* _WHAT IS ASKED_
Print out the material that follows word for word.
━━━━━ TASK INPUTS
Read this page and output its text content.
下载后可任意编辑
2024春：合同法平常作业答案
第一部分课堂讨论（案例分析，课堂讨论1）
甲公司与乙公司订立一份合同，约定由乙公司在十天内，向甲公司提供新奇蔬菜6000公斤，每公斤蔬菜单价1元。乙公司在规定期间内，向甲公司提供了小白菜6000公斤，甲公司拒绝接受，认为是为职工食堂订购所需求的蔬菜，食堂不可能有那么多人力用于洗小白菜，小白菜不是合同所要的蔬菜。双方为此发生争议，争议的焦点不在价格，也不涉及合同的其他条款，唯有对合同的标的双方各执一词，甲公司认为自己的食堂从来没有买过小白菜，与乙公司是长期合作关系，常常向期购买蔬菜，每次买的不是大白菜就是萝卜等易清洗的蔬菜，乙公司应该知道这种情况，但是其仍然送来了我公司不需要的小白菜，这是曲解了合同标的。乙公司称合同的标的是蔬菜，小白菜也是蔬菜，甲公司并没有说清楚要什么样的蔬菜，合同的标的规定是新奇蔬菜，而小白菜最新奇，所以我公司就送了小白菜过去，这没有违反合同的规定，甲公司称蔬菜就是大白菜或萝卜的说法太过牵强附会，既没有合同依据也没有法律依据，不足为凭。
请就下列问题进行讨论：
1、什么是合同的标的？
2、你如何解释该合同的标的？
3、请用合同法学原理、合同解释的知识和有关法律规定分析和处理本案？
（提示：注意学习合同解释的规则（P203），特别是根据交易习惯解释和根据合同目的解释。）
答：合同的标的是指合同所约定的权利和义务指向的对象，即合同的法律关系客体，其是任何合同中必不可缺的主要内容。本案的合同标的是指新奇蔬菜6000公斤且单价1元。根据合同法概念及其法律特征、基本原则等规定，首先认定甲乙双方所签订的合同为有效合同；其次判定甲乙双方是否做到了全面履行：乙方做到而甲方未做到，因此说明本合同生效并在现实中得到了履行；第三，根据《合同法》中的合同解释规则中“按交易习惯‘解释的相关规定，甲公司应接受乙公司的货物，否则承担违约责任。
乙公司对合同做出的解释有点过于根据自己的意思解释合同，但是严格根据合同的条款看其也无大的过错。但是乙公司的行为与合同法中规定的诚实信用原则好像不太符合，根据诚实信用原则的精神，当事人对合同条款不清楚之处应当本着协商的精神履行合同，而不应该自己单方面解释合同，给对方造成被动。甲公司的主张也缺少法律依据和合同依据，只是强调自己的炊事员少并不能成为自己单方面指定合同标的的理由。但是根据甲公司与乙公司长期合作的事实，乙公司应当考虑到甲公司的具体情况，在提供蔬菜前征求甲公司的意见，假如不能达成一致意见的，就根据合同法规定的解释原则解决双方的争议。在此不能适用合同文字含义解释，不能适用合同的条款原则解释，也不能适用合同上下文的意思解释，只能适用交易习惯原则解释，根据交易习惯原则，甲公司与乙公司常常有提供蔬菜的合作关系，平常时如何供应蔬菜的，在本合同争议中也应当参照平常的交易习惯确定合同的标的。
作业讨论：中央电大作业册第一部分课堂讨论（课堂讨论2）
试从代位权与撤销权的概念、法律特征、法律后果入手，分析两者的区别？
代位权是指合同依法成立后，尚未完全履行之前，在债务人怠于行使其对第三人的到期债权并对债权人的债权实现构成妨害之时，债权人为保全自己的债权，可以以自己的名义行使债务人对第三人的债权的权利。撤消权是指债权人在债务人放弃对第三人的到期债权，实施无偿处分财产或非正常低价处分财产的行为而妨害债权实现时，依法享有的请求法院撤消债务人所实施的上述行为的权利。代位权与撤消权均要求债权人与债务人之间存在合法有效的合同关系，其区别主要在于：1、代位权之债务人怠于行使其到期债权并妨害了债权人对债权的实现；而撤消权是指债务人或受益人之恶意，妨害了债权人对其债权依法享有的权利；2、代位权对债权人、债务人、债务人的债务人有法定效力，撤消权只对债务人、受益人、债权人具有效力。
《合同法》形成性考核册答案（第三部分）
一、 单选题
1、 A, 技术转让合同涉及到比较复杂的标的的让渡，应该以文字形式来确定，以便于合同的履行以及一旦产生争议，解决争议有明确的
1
━━━━━━━━━━
* _REPLY TO THE EXERCISE_
Read this page and output its text content.
下载后可任意编辑
2024春：合同法平常作业答案
第一部分课堂讨论（案例分析，课堂讨论1）
甲公司与乙公司订立一份合同，约定由乙公司在十天内，向甲公司提供新奇蔬菜6000公斤，每公斤蔬菜单价1元。乙公司在规定期间内，向甲公司提供了小白菜6000公斤，甲公司拒绝接受，认为是为职工食堂订购所需求的蔬菜，食堂不可能有那么多人力用于洗小白菜，小白菜不是合同所要的蔬菜。双方为此发生争议，争议的焦点不在价格，也不涉及合同的其他条款，唯有对合同的标的双方各执一词，甲公司认为自己的食堂从来没有买过小白菜，与乙公司是长期合作关系，常常向期购买蔬菜，每次买的不是大白菜就是萝卜等易清洗的蔬菜，乙公司应该知道这种情况，但是其仍然送来了我公司不需要的小白菜，这是曲解了合同标的。乙公司称合同的标的是蔬菜，小白菜也是蔬菜，甲公司并没有说清楚要什么样的蔬菜，合同的标的规定是新奇蔬菜，而小白菜最新奇，所以我公司就送了小白菜过去，这没有违反合同的规定，甲公司称蔬菜就是大白菜或萝卜的说法太过牵强附会，既没有合同依据也没有法律依据，不足为凭。
请就下列问题进行讨论：
1、什么是合同的标的？
2、你如何解释该合同的标的？
3、请用合同法学原理、合同解释的知识和有关法律规定分析和处理本案？
（提示：注意学习合同解释的规则（P203），特别是根据交易习惯解释和根据合同目的解释。）
答：合同的标的是指合同所约定的权利和义务指向的对象，即合同的法律关系客体，其是任何合同中必不可缺的主要内容。本案的合同标的是指新奇蔬菜6000公斤且单价1元。根据合同法概念及其法律特征、基本原则等规定，首先认定甲乙双方所签订的合同为有效合同；其次判定甲乙双方是否做到了全面履行：乙方做到而甲方未做到，因此说明本合同生效并在现实中得到了履行；第三，根据《合同法》中的合同解释规则中“按交易习惯‘解释的相关规定，甲公司应接受乙公司的货物，否则承担违约责任。
乙公司对合同做出的解释有点过于根据自己的意思解释合同，但是严格根据合同的条款看其也无大的过错。但是乙公司的行为与合同法中规定的诚实信用原则好像不太符合，根据诚实信用原则的精神，当事人对合同条款不清楚之处应当本着协商的精神履行合同，而不应该自己单方面解释合同，给对方造成被动。甲公司的主张也缺少法律依据和合同依据，只是强调自己的炊事员少并不能成为自己单方面指定合同标的的理由。但是根据甲公司与乙公司长期合作的事实，乙公司应当考虑到甲公司的具体情况，在提供蔬菜前征求甲公司的意见，假如不能达成一致意见的，就根据合同法规定的解释原则解决双方的争议。在此不能适用合同文字含义解释，不能适用合同的条款原则解释，也不能适用合同上下文的意思解释，只能适用交易习惯原则解释，根据交易习惯原则，甲公司与乙公司常常有提供蔬菜的合作关系，平常时如何供应蔬菜的，在本合同争议中也应当参照平常的交易习惯确定合同的标的。
作业讨论：中央电大作业册第一部分课堂讨论（课堂讨论2）
试从代位权与撤销权的概念、法律特征、法律后果入手，分析两者的区别？
代位权是指合同依法成立后，尚未完全履行之前，在债务人怠于行使其对第三人的到期债权并对债权人的债权实现构成妨害之时，债权人为保全自己的债权，可以以自己的名义行使债务人对第三人的债权的权利。撤消权是指债权人在债务人放弃对第三人的到期债权，实施无偿处分财产或非正常低价处分财产的行为而妨害债权实现时，依法享有的请求法院撤消债务人所实施的上述行为的权利。代位权与撤消权均要求债权人与债务人之间存在合法有效的合同关系，其区别主要在于：1、代位权之债务人怠于行使其到期债权并妨害了债权人对债权的实现；而撤消权是指债务人或受益人之恶意，妨害了债权人对其债权依法享有的权利；2、代位权对债权人、债务人、债务人的债务人有法定效力，撤消权只对债务人、受益人、债权人具有效力。
《合同法》形成性考核册答案（第三部分）
一、 单选题
1、 A, 技术转让合同涉及到比较复杂的标的的让渡，应该以文字形式来确定，以便于合同的履行以及一旦产生争议，解决争议有明确的
1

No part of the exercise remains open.